Saved entries

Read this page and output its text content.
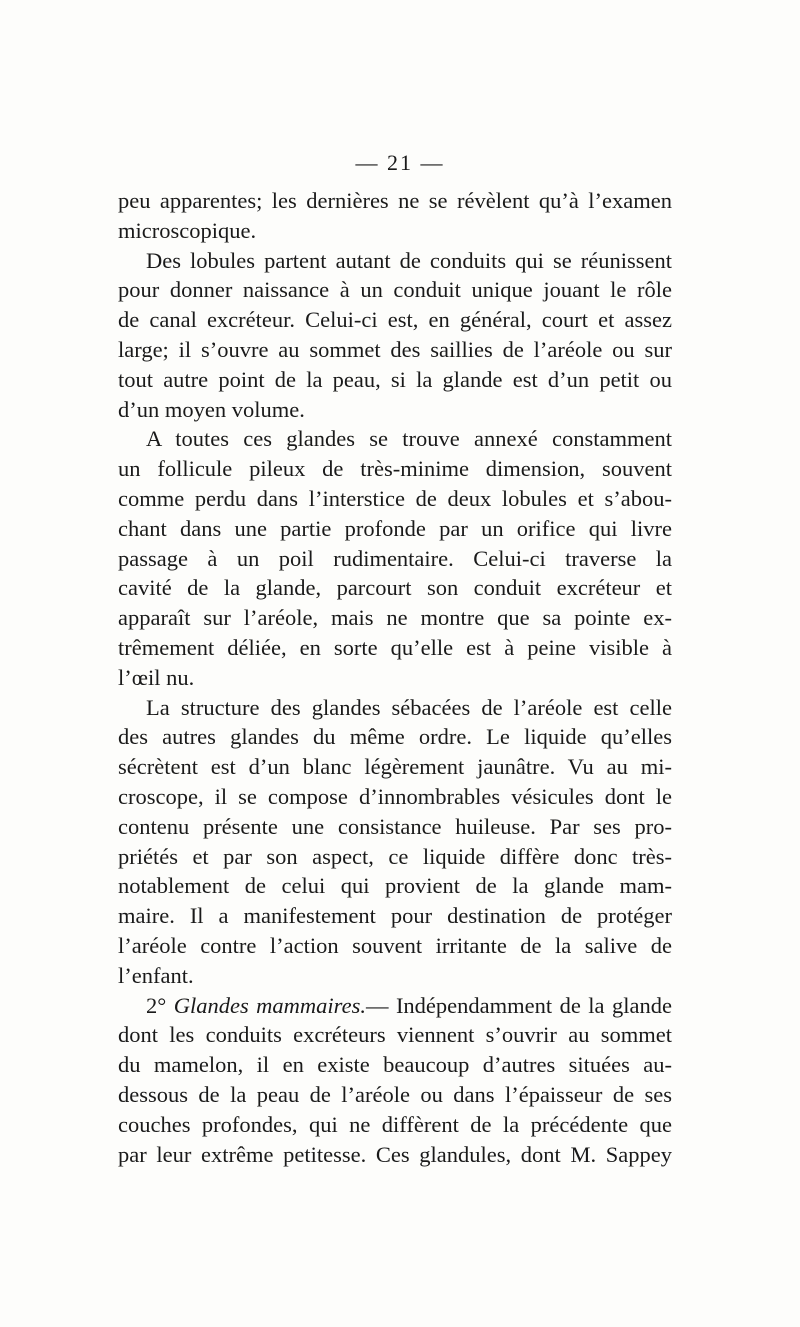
— 21 —
peu apparentes; les dernières ne se révèlent qu’à l’examen
microscopique.
Des lobules partent autant de conduits qui se réunissent
pour donner naissance à un conduit unique jouant le rôle
de canal excréteur. Celui-ci est, en général, court et assez
large; il s’ouvre au sommet des saillies de l’aréole ou sur
tout autre point de la peau, si la glande est d’un petit ou
d’un moyen volume.
A toutes ces glandes se trouve annexé constamment
un follicule pileux de très-minime dimension, souvent
comme perdu dans l’interstice de deux lobules et s’abou-
chant dans une partie profonde par un orifice qui livre
passage à un poil rudimentaire. Celui-ci traverse la
cavité de la glande, parcourt son conduit excréteur et
apparaît sur l’aréole, mais ne montre que sa pointe ex-
trêmement déliée, en sorte qu’elle est à peine visible à
l’œil nu.
La structure des glandes sébacées de l’aréole est celle
des autres glandes du même ordre. Le liquide qu’elles
sécrètent est d’un blanc légèrement jaunâtre. Vu au mi-
croscope, il se compose d’innombrables vésicules dont le
contenu présente une consistance huileuse. Par ses pro-
priétés et par son aspect, ce liquide diffère donc très-
notablement de celui qui provient de la glande mam-
maire. Il a manifestement pour destination de protéger
l’aréole contre l’action souvent irritante de la salive de
l’enfant.
2° Glandes mammaires.— Indépendamment de la glande
dont les conduits excréteurs viennent s’ouvrir au sommet
du mamelon, il en existe beaucoup d’autres situées au-
dessous de la peau de l’aréole ou dans l’épaisseur de ses
couches profondes, qui ne diffèrent de la précédente que
par leur extrême petitesse. Ces glandules, dont M. Sappey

- [To be done]:
Output the data exactly. Pictures don't belong in the result.

- [Full solution]:
Read this page and output its text content.
— 21 —
peu apparentes; les dernières ne se révèlent qu’à l’examen
microscopique.
Des lobules partent autant de conduits qui se réunissent
pour donner naissance à un conduit unique jouant le rôle
de canal excréteur. Celui-ci est, en général, court et assez
large; il s’ouvre au sommet des saillies de l’aréole ou sur
tout autre point de la peau, si la glande est d’un petit ou
d’un moyen volume.
A toutes ces glandes se trouve annexé constamment
un follicule pileux de très-minime dimension, souvent
comme perdu dans l’interstice de deux lobules et s’abou-
chant dans une partie profonde par un orifice qui livre
passage à un poil rudimentaire. Celui-ci traverse la
cavité de la glande, parcourt son conduit excréteur et
apparaît sur l’aréole, mais ne montre que sa pointe ex-
trêmement déliée, en sorte qu’elle est à peine visible à
l’œil nu.
La structure des glandes sébacées de l’aréole est celle
des autres glandes du même ordre. Le liquide qu’elles
sécrètent est d’un blanc légèrement jaunâtre. Vu au mi-
croscope, il se compose d’innombrables vésicules dont le
contenu présente une consistance huileuse. Par ses pro-
priétés et par son aspect, ce liquide diffère donc très-
notablement de celui qui provient de la glande mam-
maire. Il a manifestement pour destination de protéger
l’aréole contre l’action souvent irritante de la salive de
l’enfant.
2° Glandes mammaires.— Indépendamment de la glande
dont les conduits excréteurs viennent s’ouvrir au sommet
du mamelon, il en existe beaucoup d’autres situées au-
dessous de la peau de l’aréole ou dans l’épaisseur de ses
couches profondes, qui ne diffèrent de la précédente que
par leur extrême petitesse. Ces glandules, dont M. Sappey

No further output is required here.